[Chart and figure data]
::::::

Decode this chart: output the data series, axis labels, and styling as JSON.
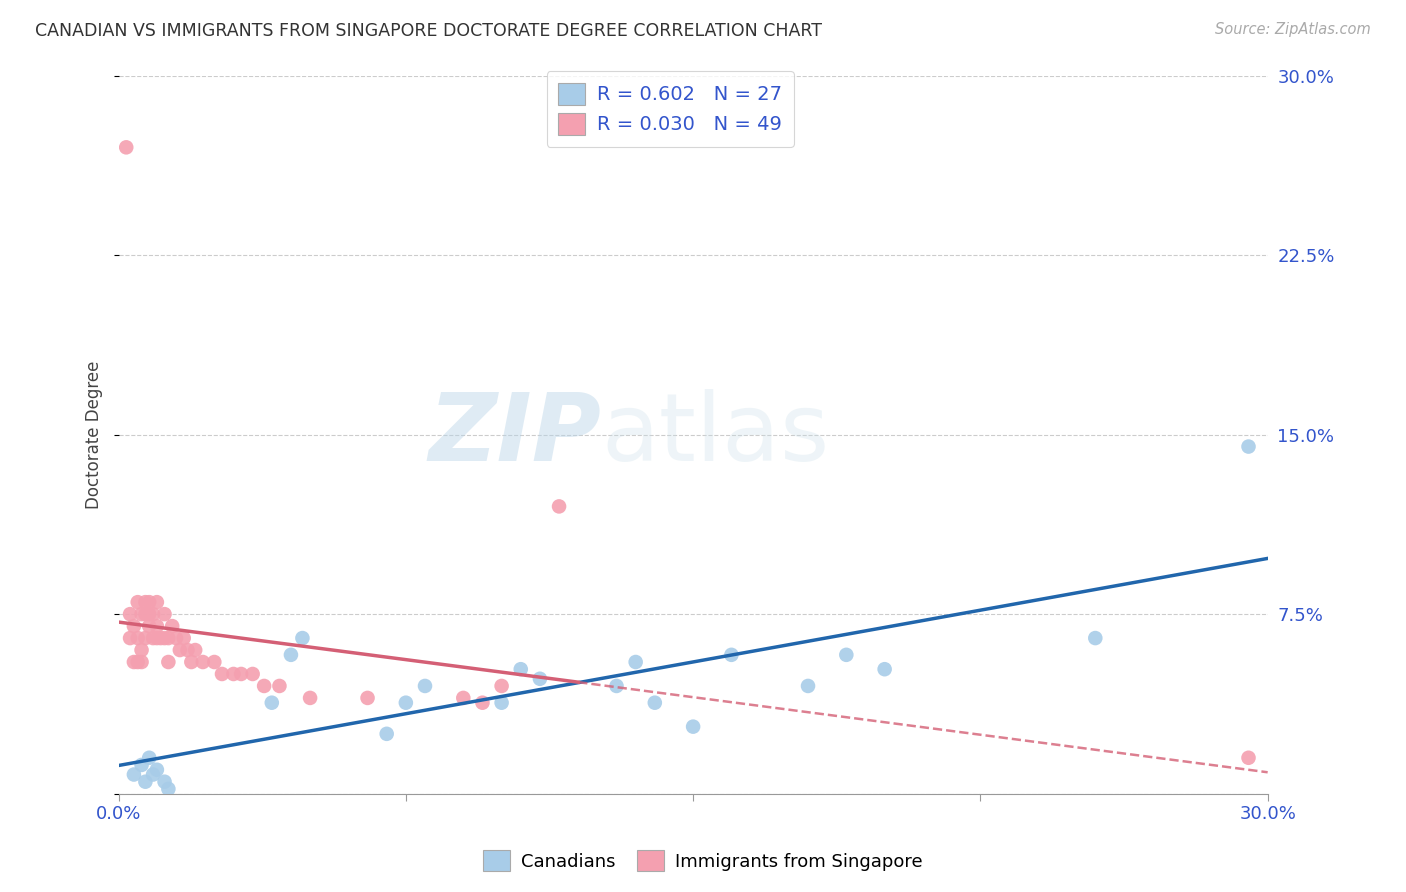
{
  "title": "CANADIAN VS IMMIGRANTS FROM SINGAPORE DOCTORATE DEGREE CORRELATION CHART",
  "source": "Source: ZipAtlas.com",
  "ylabel": "Doctorate Degree",
  "xlabel": "",
  "xlim": [
    0.0,
    0.3
  ],
  "ylim": [
    0.0,
    0.3
  ],
  "yticks": [
    0.0,
    0.075,
    0.15,
    0.225,
    0.3
  ],
  "ytick_labels": [
    "",
    "7.5%",
    "15.0%",
    "22.5%",
    "30.0%"
  ],
  "xticks": [
    0.0,
    0.075,
    0.15,
    0.225,
    0.3
  ],
  "xtick_labels": [
    "0.0%",
    "",
    "",
    "",
    "30.0%"
  ],
  "canadian_R": 0.602,
  "canadian_N": 27,
  "singapore_R": 0.03,
  "singapore_N": 49,
  "blue_scatter_color": "#a8cce8",
  "pink_scatter_color": "#f4a0b0",
  "blue_line_color": "#2166ac",
  "pink_line_color": "#d45f75",
  "canadian_x": [
    0.004,
    0.006,
    0.007,
    0.008,
    0.009,
    0.01,
    0.012,
    0.013,
    0.04,
    0.045,
    0.048,
    0.07,
    0.075,
    0.08,
    0.1,
    0.105,
    0.11,
    0.13,
    0.135,
    0.14,
    0.15,
    0.16,
    0.18,
    0.19,
    0.2,
    0.255,
    0.295
  ],
  "canadian_y": [
    0.008,
    0.012,
    0.005,
    0.015,
    0.008,
    0.01,
    0.005,
    0.002,
    0.038,
    0.058,
    0.065,
    0.025,
    0.038,
    0.045,
    0.038,
    0.052,
    0.048,
    0.045,
    0.055,
    0.038,
    0.028,
    0.058,
    0.045,
    0.058,
    0.052,
    0.065,
    0.145
  ],
  "singapore_x": [
    0.002,
    0.003,
    0.003,
    0.004,
    0.004,
    0.005,
    0.005,
    0.005,
    0.006,
    0.006,
    0.006,
    0.007,
    0.007,
    0.007,
    0.008,
    0.008,
    0.008,
    0.009,
    0.009,
    0.01,
    0.01,
    0.01,
    0.011,
    0.012,
    0.012,
    0.013,
    0.013,
    0.014,
    0.015,
    0.016,
    0.017,
    0.018,
    0.019,
    0.02,
    0.022,
    0.025,
    0.027,
    0.03,
    0.032,
    0.035,
    0.038,
    0.042,
    0.05,
    0.065,
    0.09,
    0.095,
    0.1,
    0.115,
    0.295
  ],
  "singapore_y": [
    0.27,
    0.065,
    0.075,
    0.055,
    0.07,
    0.055,
    0.065,
    0.08,
    0.055,
    0.06,
    0.075,
    0.065,
    0.075,
    0.08,
    0.07,
    0.075,
    0.08,
    0.065,
    0.075,
    0.065,
    0.07,
    0.08,
    0.065,
    0.065,
    0.075,
    0.055,
    0.065,
    0.07,
    0.065,
    0.06,
    0.065,
    0.06,
    0.055,
    0.06,
    0.055,
    0.055,
    0.05,
    0.05,
    0.05,
    0.05,
    0.045,
    0.045,
    0.04,
    0.04,
    0.04,
    0.038,
    0.045,
    0.12,
    0.015
  ],
  "watermark_zip": "ZIP",
  "watermark_atlas": "atlas",
  "background_color": "#ffffff",
  "grid_color": "#cccccc"
}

::::::

EXERCISE GOAL: Take the listing above and print it exactly, apart from the pictures.

ANSWER:
Decode this chart: output the data series, axis labels, and styling as JSON.
{
  "title": "CANADIAN VS IMMIGRANTS FROM SINGAPORE DOCTORATE DEGREE CORRELATION CHART",
  "source": "Source: ZipAtlas.com",
  "ylabel": "Doctorate Degree",
  "xlabel": "",
  "xlim": [
    0.0,
    0.3
  ],
  "ylim": [
    0.0,
    0.3
  ],
  "yticks": [
    0.0,
    0.075,
    0.15,
    0.225,
    0.3
  ],
  "ytick_labels": [
    "",
    "7.5%",
    "15.0%",
    "22.5%",
    "30.0%"
  ],
  "xticks": [
    0.0,
    0.075,
    0.15,
    0.225,
    0.3
  ],
  "xtick_labels": [
    "0.0%",
    "",
    "",
    "",
    "30.0%"
  ],
  "canadian_R": 0.602,
  "canadian_N": 27,
  "singapore_R": 0.03,
  "singapore_N": 49,
  "blue_scatter_color": "#a8cce8",
  "pink_scatter_color": "#f4a0b0",
  "blue_line_color": "#2166ac",
  "pink_line_color": "#d45f75",
  "canadian_x": [
    0.004,
    0.006,
    0.007,
    0.008,
    0.009,
    0.01,
    0.012,
    0.013,
    0.04,
    0.045,
    0.048,
    0.07,
    0.075,
    0.08,
    0.1,
    0.105,
    0.11,
    0.13,
    0.135,
    0.14,
    0.15,
    0.16,
    0.18,
    0.19,
    0.2,
    0.255,
    0.295
  ],
  "canadian_y": [
    0.008,
    0.012,
    0.005,
    0.015,
    0.008,
    0.01,
    0.005,
    0.002,
    0.038,
    0.058,
    0.065,
    0.025,
    0.038,
    0.045,
    0.038,
    0.052,
    0.048,
    0.045,
    0.055,
    0.038,
    0.028,
    0.058,
    0.045,
    0.058,
    0.052,
    0.065,
    0.145
  ],
  "singapore_x": [
    0.002,
    0.003,
    0.003,
    0.004,
    0.004,
    0.005,
    0.005,
    0.005,
    0.006,
    0.006,
    0.006,
    0.007,
    0.007,
    0.007,
    0.008,
    0.008,
    0.008,
    0.009,
    0.009,
    0.01,
    0.01,
    0.01,
    0.011,
    0.012,
    0.012,
    0.013,
    0.013,
    0.014,
    0.015,
    0.016,
    0.017,
    0.018,
    0.019,
    0.02,
    0.022,
    0.025,
    0.027,
    0.03,
    0.032,
    0.035,
    0.038,
    0.042,
    0.05,
    0.065,
    0.09,
    0.095,
    0.1,
    0.115,
    0.295
  ],
  "singapore_y": [
    0.27,
    0.065,
    0.075,
    0.055,
    0.07,
    0.055,
    0.065,
    0.08,
    0.055,
    0.06,
    0.075,
    0.065,
    0.075,
    0.08,
    0.07,
    0.075,
    0.08,
    0.065,
    0.075,
    0.065,
    0.07,
    0.08,
    0.065,
    0.065,
    0.075,
    0.055,
    0.065,
    0.07,
    0.065,
    0.06,
    0.065,
    0.06,
    0.055,
    0.06,
    0.055,
    0.055,
    0.05,
    0.05,
    0.05,
    0.05,
    0.045,
    0.045,
    0.04,
    0.04,
    0.04,
    0.038,
    0.045,
    0.12,
    0.015
  ],
  "watermark_zip": "ZIP",
  "watermark_atlas": "atlas",
  "background_color": "#ffffff",
  "grid_color": "#cccccc"
}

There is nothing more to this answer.